Turn the entries below into a Markdown table with two columns, No and Line. Put each line's position in No and the line itself in Line, and leave out any blank lines.

— TASK INPUTS —
# # # # #

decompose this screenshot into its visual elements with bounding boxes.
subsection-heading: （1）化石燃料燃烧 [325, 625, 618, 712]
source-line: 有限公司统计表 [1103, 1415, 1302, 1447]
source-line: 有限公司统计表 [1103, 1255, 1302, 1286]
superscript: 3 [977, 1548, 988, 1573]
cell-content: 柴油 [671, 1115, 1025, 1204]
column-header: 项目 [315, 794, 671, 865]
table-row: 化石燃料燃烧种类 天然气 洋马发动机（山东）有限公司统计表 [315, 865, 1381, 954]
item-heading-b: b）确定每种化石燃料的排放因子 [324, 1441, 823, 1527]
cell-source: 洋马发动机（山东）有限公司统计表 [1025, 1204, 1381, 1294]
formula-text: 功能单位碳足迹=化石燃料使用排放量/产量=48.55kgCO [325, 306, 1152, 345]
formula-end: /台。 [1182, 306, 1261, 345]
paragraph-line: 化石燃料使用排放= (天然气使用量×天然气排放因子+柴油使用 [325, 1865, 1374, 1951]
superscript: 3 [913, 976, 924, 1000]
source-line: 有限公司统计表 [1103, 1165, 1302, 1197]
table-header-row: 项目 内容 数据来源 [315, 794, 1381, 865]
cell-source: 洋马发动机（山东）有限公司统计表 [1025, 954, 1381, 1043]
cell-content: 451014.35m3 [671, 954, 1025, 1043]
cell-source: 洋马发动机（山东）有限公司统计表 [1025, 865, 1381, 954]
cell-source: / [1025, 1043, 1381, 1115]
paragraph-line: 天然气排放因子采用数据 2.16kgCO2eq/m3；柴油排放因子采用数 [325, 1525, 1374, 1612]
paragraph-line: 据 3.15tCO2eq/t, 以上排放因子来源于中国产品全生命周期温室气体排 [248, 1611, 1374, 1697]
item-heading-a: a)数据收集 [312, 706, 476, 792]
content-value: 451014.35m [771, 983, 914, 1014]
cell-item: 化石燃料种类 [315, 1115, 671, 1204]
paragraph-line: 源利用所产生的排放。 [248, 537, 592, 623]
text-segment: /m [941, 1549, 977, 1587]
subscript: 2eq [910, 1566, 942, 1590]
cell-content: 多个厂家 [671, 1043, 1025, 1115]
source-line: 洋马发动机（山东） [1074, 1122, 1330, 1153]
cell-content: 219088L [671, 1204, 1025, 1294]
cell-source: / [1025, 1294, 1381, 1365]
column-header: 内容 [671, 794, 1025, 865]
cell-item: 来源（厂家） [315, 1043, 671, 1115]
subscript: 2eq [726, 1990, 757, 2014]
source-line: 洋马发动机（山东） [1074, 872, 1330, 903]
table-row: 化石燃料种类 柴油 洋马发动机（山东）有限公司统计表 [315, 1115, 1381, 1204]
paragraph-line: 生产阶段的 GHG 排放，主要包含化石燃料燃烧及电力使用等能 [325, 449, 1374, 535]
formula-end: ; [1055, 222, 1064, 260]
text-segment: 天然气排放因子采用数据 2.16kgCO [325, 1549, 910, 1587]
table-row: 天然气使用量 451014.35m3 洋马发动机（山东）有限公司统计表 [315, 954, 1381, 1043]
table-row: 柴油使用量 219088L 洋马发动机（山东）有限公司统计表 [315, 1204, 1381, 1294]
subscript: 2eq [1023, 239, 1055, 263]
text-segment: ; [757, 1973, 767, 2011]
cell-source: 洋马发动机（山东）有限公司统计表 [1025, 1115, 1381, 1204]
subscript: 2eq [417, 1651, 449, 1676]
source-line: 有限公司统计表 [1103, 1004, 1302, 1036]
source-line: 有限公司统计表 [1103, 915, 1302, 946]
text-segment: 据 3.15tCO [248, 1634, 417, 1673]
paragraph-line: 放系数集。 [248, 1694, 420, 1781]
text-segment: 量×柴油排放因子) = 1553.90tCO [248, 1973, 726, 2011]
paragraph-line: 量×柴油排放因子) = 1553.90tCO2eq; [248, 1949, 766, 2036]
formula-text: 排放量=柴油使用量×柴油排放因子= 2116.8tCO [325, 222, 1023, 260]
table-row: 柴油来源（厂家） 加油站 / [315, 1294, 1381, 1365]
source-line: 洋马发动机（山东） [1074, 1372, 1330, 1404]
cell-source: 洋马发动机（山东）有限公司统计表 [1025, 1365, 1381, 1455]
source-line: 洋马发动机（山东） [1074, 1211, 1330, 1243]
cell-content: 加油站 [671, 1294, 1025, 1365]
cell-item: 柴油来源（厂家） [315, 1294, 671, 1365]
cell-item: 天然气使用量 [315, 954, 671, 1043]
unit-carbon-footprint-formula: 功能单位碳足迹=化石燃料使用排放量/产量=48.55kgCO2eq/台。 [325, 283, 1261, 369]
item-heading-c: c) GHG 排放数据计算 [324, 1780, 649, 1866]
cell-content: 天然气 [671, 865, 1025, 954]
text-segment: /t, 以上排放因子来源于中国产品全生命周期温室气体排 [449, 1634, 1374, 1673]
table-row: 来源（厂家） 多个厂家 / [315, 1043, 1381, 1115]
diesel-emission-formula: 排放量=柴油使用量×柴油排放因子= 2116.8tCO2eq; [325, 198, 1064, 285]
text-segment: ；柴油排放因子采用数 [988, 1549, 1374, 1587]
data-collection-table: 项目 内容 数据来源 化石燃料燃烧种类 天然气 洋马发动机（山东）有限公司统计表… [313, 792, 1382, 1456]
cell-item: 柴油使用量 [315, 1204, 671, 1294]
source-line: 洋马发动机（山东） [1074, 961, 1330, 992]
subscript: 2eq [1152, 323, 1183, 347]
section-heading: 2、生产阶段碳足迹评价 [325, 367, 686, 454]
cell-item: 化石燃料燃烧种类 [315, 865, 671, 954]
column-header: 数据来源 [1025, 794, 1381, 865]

# # # # #

— WRITTEN SOLUTION —
| No | Line |
|---|---|
| 1 | decompose this screenshot into its visual elements with bounding boxes. |
| 2 | subsection-heading: （1）化石燃料燃烧 [325, 625, 618, 712] |
| 3 | source-line: 有限公司统计表 [1103, 1415, 1302, 1447] |
| 4 | source-line: 有限公司统计表 [1103, 1255, 1302, 1286] |
| 5 | superscript: 3 [977, 1548, 988, 1573] |
| 6 | cell-content: 柴油 [671, 1115, 1025, 1204] |
| 7 | column-header: 项目 [315, 794, 671, 865] |
| 8 | table-row: 化石燃料燃烧种类 天然气 洋马发动机（山东）有限公司统计表 [315, 865, 1381, 954] |
| 9 | item-heading-b: b）确定每种化石燃料的排放因子 [324, 1441, 823, 1527] |
| 10 | cell-source: 洋马发动机（山东）有限公司统计表 [1025, 1204, 1381, 1294] |
| 11 | formula-text: 功能单位碳足迹=化石燃料使用排放量/产量=48.55kgCO [325, 306, 1152, 345] |
| 12 | formula-end: /台。 [1182, 306, 1261, 345] |
| 13 | paragraph-line: 化石燃料使用排放= (天然气使用量×天然气排放因子+柴油使用 [325, 1865, 1374, 1951] |
| 14 | superscript: 3 [913, 976, 924, 1000] |
| 15 | source-line: 有限公司统计表 [1103, 1165, 1302, 1197] |
| 16 | table-header-row: 项目 内容 数据来源 [315, 794, 1381, 865] |
| 17 | cell-source: 洋马发动机（山东）有限公司统计表 [1025, 954, 1381, 1043] |
| 18 | cell-content: 451014.35m3 [671, 954, 1025, 1043] |
| 19 | cell-source: 洋马发动机（山东）有限公司统计表 [1025, 865, 1381, 954] |
| 20 | cell-source: / [1025, 1043, 1381, 1115] |
| 21 | paragraph-line: 天然气排放因子采用数据 2.16kgCO2eq/m3；柴油排放因子采用数 [325, 1525, 1374, 1612] |
| 22 | paragraph-line: 据 3.15tCO2eq/t, 以上排放因子来源于中国产品全生命周期温室气体排 [248, 1611, 1374, 1697] |
| 23 | item-heading-a: a)数据收集 [312, 706, 476, 792] |
| 24 | content-value: 451014.35m [771, 983, 914, 1014] |
| 25 | cell-item: 化石燃料种类 [315, 1115, 671, 1204] |
| 26 | paragraph-line: 源利用所产生的排放。 [248, 537, 592, 623] |
| 27 | text-segment: /m [941, 1549, 977, 1587] |
| 28 | subscript: 2eq [910, 1566, 942, 1590] |
| 29 | cell-content: 多个厂家 [671, 1043, 1025, 1115] |
| 30 | source-line: 洋马发动机（山东） [1074, 1122, 1330, 1153] |
| 31 | cell-content: 219088L [671, 1204, 1025, 1294] |
| 32 | cell-source: / [1025, 1294, 1381, 1365] |
| 33 | column-header: 内容 [671, 794, 1025, 865] |
| 34 | cell-item: 来源（厂家） [315, 1043, 671, 1115] |
| 35 | subscript: 2eq [726, 1990, 757, 2014] |
| 36 | source-line: 洋马发动机（山东） [1074, 872, 1330, 903] |
| 37 | table-row: 化石燃料种类 柴油 洋马发动机（山东）有限公司统计表 [315, 1115, 1381, 1204] |
| 38 | paragraph-line: 生产阶段的 GHG 排放，主要包含化石燃料燃烧及电力使用等能 [325, 449, 1374, 535] |
| 39 | formula-end: ; [1055, 222, 1064, 260] |
| 40 | text-segment: 天然气排放因子采用数据 2.16kgCO [325, 1549, 910, 1587] |
| 41 | table-row: 天然气使用量 451014.35m3 洋马发动机（山东）有限公司统计表 [315, 954, 1381, 1043] |
| 42 | table-row: 柴油使用量 219088L 洋马发动机（山东）有限公司统计表 [315, 1204, 1381, 1294] |
| 43 | subscript: 2eq [1023, 239, 1055, 263] |
| 44 | text-segment: ; [757, 1973, 767, 2011] |
| 45 | cell-source: 洋马发动机（山东）有限公司统计表 [1025, 1115, 1381, 1204] |
| 46 | subscript: 2eq [417, 1651, 449, 1676] |
| 47 | source-line: 有限公司统计表 [1103, 1004, 1302, 1036] |
| 48 | source-line: 有限公司统计表 [1103, 915, 1302, 946] |
| 49 | text-segment: 据 3.15tCO [248, 1634, 417, 1673] |
| 50 | paragraph-line: 放系数集。 [248, 1694, 420, 1781] |
| 51 | text-segment: 量×柴油排放因子) = 1553.90tCO [248, 1973, 726, 2011] |
| 52 | paragraph-line: 量×柴油排放因子) = 1553.90tCO2eq; [248, 1949, 766, 2036] |
| 53 | formula-text: 排放量=柴油使用量×柴油排放因子= 2116.8tCO [325, 222, 1023, 260] |
| 54 | table-row: 柴油来源（厂家） 加油站 / [315, 1294, 1381, 1365] |
| 55 | source-line: 洋马发动机（山东） [1074, 1372, 1330, 1404] |
| 56 | cell-source: 洋马发动机（山东）有限公司统计表 [1025, 1365, 1381, 1455] |
| 57 | source-line: 洋马发动机（山东） [1074, 1211, 1330, 1243] |
| 58 | cell-content: 加油站 [671, 1294, 1025, 1365] |
| 59 | cell-item: 柴油来源（厂家） [315, 1294, 671, 1365] |
| 60 | cell-item: 天然气使用量 [315, 954, 671, 1043] |
| 61 | unit-carbon-footprint-formula: 功能单位碳足迹=化石燃料使用排放量/产量=48.55kgCO2eq/台。 [325, 283, 1261, 369] |
| 62 | item-heading-c: c) GHG 排放数据计算 [324, 1780, 649, 1866] |
| 63 | cell-content: 天然气 [671, 865, 1025, 954] |
| 64 | text-segment: /t, 以上排放因子来源于中国产品全生命周期温室气体排 [449, 1634, 1374, 1673] |
| 65 | table-row: 来源（厂家） 多个厂家 / [315, 1043, 1381, 1115] |
| 66 | diesel-emission-formula: 排放量=柴油使用量×柴油排放因子= 2116.8tCO2eq; [325, 198, 1064, 285] |
| 67 | text-segment: ；柴油排放因子采用数 [988, 1549, 1374, 1587] |
| 68 | data-collection-table: 项目 内容 数据来源 化石燃料燃烧种类 天然气 洋马发动机（山东）有限公司统计表… [313, 792, 1382, 1456] |
| 69 | cell-item: 柴油使用量 [315, 1204, 671, 1294] |
| 70 | source-line: 洋马发动机（山东） [1074, 961, 1330, 992] |
| 71 | subscript: 2eq [1152, 323, 1183, 347] |
| 72 | section-heading: 2、生产阶段碳足迹评价 [325, 367, 686, 454] |
| 73 | cell-item: 化石燃料燃烧种类 [315, 865, 671, 954] |
| 74 | column-header: 数据来源 [1025, 794, 1381, 865] |